[Saved entries]
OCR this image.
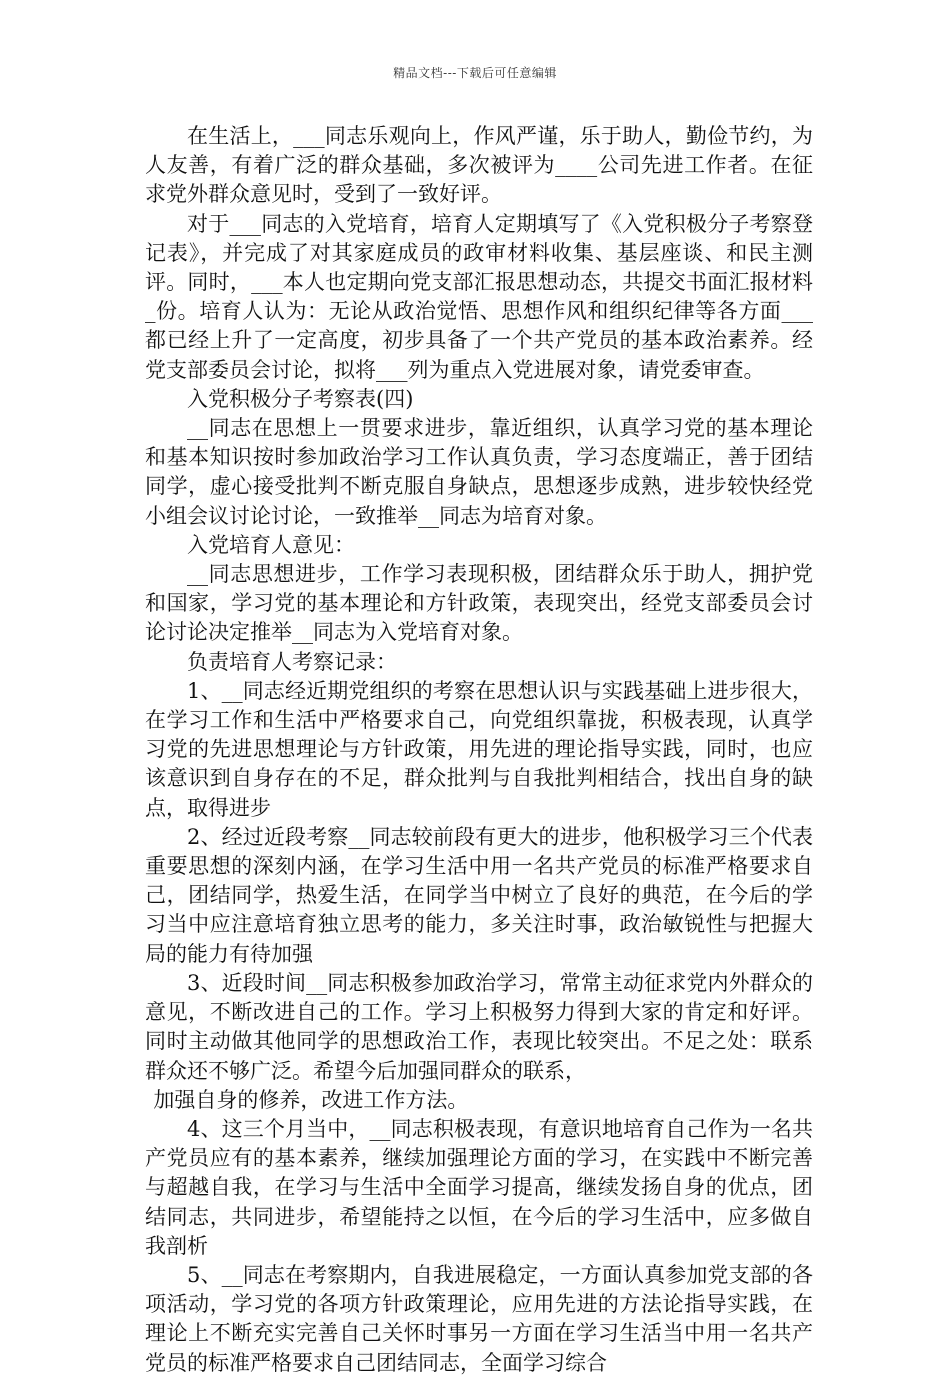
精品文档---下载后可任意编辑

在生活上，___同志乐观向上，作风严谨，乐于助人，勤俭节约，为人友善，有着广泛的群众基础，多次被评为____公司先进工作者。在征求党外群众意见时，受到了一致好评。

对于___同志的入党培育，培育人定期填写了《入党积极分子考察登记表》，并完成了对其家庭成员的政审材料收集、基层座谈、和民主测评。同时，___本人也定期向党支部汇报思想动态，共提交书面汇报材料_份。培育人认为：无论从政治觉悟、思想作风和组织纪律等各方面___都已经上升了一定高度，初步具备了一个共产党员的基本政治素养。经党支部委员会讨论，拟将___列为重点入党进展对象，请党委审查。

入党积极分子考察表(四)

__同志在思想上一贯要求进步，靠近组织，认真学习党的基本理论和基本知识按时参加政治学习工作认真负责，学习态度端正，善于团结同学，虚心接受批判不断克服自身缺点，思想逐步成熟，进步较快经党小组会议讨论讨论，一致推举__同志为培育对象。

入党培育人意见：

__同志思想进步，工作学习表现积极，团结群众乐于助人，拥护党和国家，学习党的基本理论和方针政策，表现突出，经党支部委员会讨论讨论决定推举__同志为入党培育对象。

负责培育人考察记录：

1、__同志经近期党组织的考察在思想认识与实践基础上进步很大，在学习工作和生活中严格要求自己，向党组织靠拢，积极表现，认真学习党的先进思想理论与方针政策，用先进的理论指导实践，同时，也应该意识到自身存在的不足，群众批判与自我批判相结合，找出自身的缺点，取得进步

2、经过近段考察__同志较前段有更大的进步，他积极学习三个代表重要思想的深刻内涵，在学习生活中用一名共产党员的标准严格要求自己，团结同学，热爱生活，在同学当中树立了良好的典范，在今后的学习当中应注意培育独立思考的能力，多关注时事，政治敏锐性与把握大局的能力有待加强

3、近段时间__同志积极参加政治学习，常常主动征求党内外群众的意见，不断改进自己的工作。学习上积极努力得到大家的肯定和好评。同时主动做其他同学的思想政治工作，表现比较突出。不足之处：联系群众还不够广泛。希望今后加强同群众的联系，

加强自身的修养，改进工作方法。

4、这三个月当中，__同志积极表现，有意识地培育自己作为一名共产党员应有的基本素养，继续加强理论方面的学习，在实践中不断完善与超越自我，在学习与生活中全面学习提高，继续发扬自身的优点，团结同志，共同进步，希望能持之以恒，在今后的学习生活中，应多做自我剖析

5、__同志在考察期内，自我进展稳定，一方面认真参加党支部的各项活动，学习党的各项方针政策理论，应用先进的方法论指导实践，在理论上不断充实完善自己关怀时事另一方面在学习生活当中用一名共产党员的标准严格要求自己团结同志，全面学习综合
==
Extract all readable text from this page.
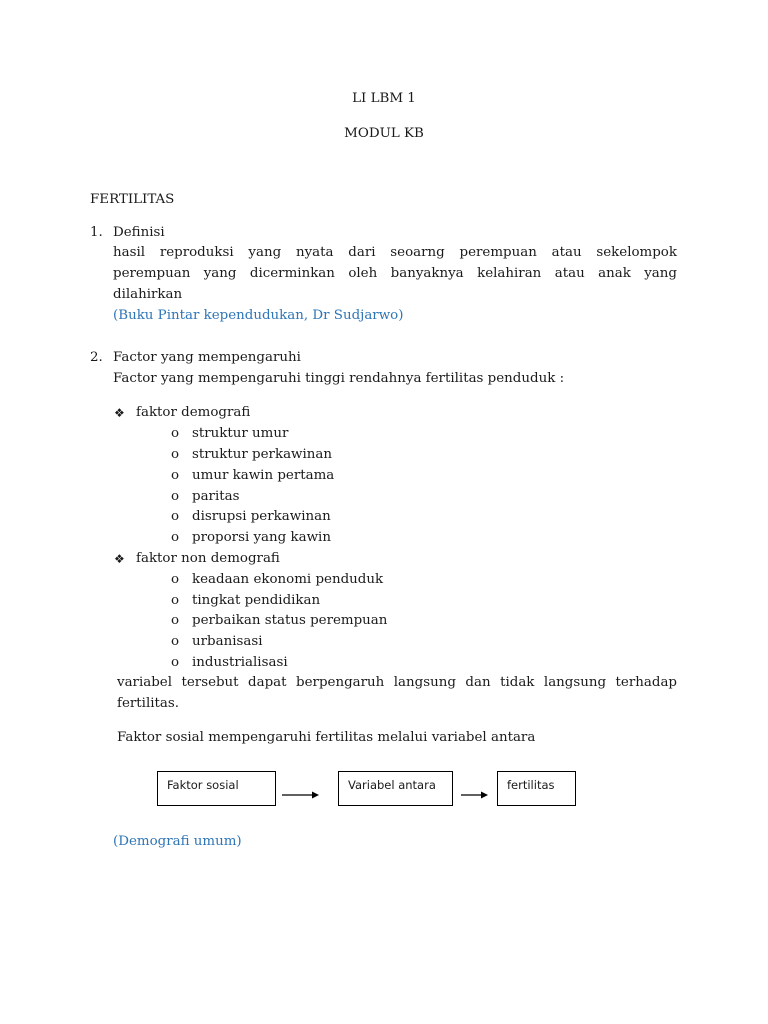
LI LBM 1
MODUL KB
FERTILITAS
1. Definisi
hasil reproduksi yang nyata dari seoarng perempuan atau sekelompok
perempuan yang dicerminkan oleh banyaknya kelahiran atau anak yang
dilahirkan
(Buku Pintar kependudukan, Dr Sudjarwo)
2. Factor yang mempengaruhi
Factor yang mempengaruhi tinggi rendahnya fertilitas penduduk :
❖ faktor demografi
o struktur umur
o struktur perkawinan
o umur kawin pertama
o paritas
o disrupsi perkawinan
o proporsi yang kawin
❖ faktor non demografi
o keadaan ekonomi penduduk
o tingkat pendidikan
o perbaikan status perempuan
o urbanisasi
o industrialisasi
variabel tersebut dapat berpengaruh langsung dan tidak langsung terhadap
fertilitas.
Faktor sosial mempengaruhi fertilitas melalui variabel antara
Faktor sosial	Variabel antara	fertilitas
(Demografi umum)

#### The problem:
Read the data above. Pull out each line in which the string "antara" appears.

#### Finished answer:
Faktor sosial mempengaruhi fertilitas melalui variabel antara
Faktor sosial	Variabel antara	fertilitas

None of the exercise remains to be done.